EXERCISE ▸
Copy out every one of the lines below character for character, changing nothing.
━━━━━━
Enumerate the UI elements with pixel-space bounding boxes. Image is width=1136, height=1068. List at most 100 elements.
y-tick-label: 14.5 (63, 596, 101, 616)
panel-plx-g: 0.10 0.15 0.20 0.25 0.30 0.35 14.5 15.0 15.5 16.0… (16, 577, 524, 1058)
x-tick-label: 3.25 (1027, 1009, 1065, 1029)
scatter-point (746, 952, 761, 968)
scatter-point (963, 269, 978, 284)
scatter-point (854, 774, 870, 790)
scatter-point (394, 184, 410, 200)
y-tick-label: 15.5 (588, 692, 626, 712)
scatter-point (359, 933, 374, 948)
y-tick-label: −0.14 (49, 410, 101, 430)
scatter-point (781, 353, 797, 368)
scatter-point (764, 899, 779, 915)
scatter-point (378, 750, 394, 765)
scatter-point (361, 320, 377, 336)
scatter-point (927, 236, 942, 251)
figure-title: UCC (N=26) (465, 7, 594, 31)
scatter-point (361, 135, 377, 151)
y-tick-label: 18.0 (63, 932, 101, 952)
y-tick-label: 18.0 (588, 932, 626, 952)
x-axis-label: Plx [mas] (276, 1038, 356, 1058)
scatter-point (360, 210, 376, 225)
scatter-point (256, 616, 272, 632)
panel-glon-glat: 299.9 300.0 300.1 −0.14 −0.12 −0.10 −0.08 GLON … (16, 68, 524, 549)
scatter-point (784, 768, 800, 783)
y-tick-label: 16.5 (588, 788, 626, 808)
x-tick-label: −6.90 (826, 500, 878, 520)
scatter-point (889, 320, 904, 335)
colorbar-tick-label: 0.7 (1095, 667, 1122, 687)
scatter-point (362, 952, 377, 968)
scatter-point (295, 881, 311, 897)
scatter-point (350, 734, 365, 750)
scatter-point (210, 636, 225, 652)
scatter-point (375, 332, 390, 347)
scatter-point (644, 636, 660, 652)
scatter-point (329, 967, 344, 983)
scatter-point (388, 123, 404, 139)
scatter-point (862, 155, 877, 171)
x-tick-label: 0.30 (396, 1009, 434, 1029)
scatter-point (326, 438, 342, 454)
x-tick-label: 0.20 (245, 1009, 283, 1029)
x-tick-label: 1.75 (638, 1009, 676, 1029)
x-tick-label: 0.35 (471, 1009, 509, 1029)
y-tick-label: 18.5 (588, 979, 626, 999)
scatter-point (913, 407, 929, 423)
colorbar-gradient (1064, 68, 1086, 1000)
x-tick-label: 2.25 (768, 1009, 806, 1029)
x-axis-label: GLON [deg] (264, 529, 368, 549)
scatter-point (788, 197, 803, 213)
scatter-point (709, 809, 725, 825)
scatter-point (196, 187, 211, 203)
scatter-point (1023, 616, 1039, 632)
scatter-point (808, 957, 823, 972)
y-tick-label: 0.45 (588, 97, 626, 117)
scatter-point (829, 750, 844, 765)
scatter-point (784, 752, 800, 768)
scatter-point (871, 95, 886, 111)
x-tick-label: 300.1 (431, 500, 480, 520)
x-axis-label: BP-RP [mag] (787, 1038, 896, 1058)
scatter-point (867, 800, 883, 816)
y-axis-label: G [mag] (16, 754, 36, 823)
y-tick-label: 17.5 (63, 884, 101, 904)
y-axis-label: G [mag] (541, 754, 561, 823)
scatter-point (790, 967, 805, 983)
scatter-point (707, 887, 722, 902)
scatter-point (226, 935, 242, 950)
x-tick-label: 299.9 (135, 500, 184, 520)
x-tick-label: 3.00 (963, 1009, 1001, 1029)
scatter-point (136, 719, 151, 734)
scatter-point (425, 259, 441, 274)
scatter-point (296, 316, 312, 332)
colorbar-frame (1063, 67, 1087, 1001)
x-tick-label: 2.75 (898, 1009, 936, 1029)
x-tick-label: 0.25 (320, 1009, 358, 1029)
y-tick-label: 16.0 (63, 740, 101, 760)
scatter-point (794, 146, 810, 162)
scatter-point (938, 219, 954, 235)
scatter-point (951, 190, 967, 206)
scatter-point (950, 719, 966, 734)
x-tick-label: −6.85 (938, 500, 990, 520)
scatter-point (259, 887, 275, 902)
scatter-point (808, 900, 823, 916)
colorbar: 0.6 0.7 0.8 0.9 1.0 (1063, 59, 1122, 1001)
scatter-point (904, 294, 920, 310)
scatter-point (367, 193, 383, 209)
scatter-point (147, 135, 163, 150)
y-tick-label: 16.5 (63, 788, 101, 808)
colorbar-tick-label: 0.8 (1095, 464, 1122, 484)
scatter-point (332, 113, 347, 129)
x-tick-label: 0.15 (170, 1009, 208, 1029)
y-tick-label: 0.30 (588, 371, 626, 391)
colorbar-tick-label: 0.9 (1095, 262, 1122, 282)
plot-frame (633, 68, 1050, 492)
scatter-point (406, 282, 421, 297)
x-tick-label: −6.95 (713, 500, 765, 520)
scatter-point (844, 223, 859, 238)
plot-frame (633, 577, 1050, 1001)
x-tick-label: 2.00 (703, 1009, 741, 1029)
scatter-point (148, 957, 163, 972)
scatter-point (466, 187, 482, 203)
━━━━━━
SOLUTION TO THIS EXERCISE ▸
Enumerate the UI elements with pixel-space bounding boxes. Image is width=1136, height=1068. List at most 100 elements.
y-tick-label: 14.5 (63, 596, 101, 616)
panel-plx-g: 0.10 0.15 0.20 0.25 0.30 0.35 14.5 15.0 15.5 16.0… (16, 577, 524, 1058)
x-tick-label: 3.25 (1027, 1009, 1065, 1029)
scatter-point (746, 952, 761, 968)
scatter-point (963, 269, 978, 284)
scatter-point (854, 774, 870, 790)
scatter-point (394, 184, 410, 200)
y-tick-label: 15.5 (588, 692, 626, 712)
scatter-point (359, 933, 374, 948)
y-tick-label: −0.14 (49, 410, 101, 430)
scatter-point (781, 353, 797, 368)
scatter-point (764, 899, 779, 915)
scatter-point (378, 750, 394, 765)
scatter-point (361, 320, 377, 336)
scatter-point (927, 236, 942, 251)
figure-title: UCC (N=26) (465, 7, 594, 31)
scatter-point (361, 135, 377, 151)
y-tick-label: 18.0 (63, 932, 101, 952)
y-tick-label: 18.0 (588, 932, 626, 952)
x-axis-label: Plx [mas] (276, 1038, 356, 1058)
scatter-point (360, 210, 376, 225)
scatter-point (256, 616, 272, 632)
panel-glon-glat: 299.9 300.0 300.1 −0.14 −0.12 −0.10 −0.08 GLON … (16, 68, 524, 549)
scatter-point (784, 768, 800, 783)
y-tick-label: 16.5 (588, 788, 626, 808)
x-tick-label: −6.90 (826, 500, 878, 520)
scatter-point (889, 320, 904, 335)
colorbar-tick-label: 0.7 (1095, 667, 1122, 687)
scatter-point (362, 952, 377, 968)
scatter-point (295, 881, 311, 897)
scatter-point (350, 734, 365, 750)
scatter-point (210, 636, 225, 652)
scatter-point (375, 332, 390, 347)
scatter-point (644, 636, 660, 652)
scatter-point (329, 967, 344, 983)
scatter-point (388, 123, 404, 139)
scatter-point (862, 155, 877, 171)
x-tick-label: 0.30 (396, 1009, 434, 1029)
scatter-point (326, 438, 342, 454)
x-tick-label: 0.20 (245, 1009, 283, 1029)
x-tick-label: 1.75 (638, 1009, 676, 1029)
x-tick-label: 0.35 (471, 1009, 509, 1029)
y-tick-label: 18.5 (588, 979, 626, 999)
scatter-point (913, 407, 929, 423)
colorbar-gradient (1064, 68, 1086, 1000)
x-tick-label: 2.25 (768, 1009, 806, 1029)
x-axis-label: GLON [deg] (264, 529, 368, 549)
scatter-point (788, 197, 803, 213)
scatter-point (709, 809, 725, 825)
scatter-point (196, 187, 211, 203)
scatter-point (1023, 616, 1039, 632)
scatter-point (808, 957, 823, 972)
y-tick-label: 0.45 (588, 97, 626, 117)
scatter-point (829, 750, 844, 765)
scatter-point (784, 752, 800, 768)
scatter-point (871, 95, 886, 111)
x-tick-label: 300.1 (431, 500, 480, 520)
x-axis-label: BP-RP [mag] (787, 1038, 896, 1058)
scatter-point (867, 800, 883, 816)
y-axis-label: G [mag] (16, 754, 36, 823)
y-tick-label: 17.5 (63, 884, 101, 904)
y-axis-label: G [mag] (541, 754, 561, 823)
scatter-point (790, 967, 805, 983)
scatter-point (707, 887, 722, 902)
scatter-point (226, 935, 242, 950)
x-tick-label: 299.9 (135, 500, 184, 520)
x-tick-label: 3.00 (963, 1009, 1001, 1029)
scatter-point (136, 719, 151, 734)
scatter-point (425, 259, 441, 274)
scatter-point (296, 316, 312, 332)
colorbar-frame (1063, 67, 1087, 1001)
x-tick-label: 2.75 (898, 1009, 936, 1029)
x-tick-label: 0.25 (320, 1009, 358, 1029)
y-tick-label: 16.0 (63, 740, 101, 760)
scatter-point (794, 146, 810, 162)
scatter-point (938, 219, 954, 235)
scatter-point (951, 190, 967, 206)
scatter-point (950, 719, 966, 734)
x-tick-label: −6.85 (938, 500, 990, 520)
scatter-point (259, 887, 275, 902)
scatter-point (808, 900, 823, 916)
colorbar: 0.6 0.7 0.8 0.9 1.0 (1063, 59, 1122, 1001)
scatter-point (904, 294, 920, 310)
scatter-point (367, 193, 383, 209)
scatter-point (147, 135, 163, 150)
y-tick-label: 16.5 (63, 788, 101, 808)
colorbar-tick-label: 0.8 (1095, 464, 1122, 484)
scatter-point (332, 113, 347, 129)
x-tick-label: 0.15 (170, 1009, 208, 1029)
y-tick-label: 0.30 (588, 371, 626, 391)
colorbar-tick-label: 0.9 (1095, 262, 1122, 282)
plot-frame (633, 68, 1050, 492)
scatter-point (406, 282, 421, 297)
x-tick-label: −6.95 (713, 500, 765, 520)
scatter-point (844, 223, 859, 238)
plot-frame (633, 577, 1050, 1001)
x-tick-label: 2.00 (703, 1009, 741, 1029)
scatter-point (148, 957, 163, 972)
scatter-point (466, 187, 482, 203)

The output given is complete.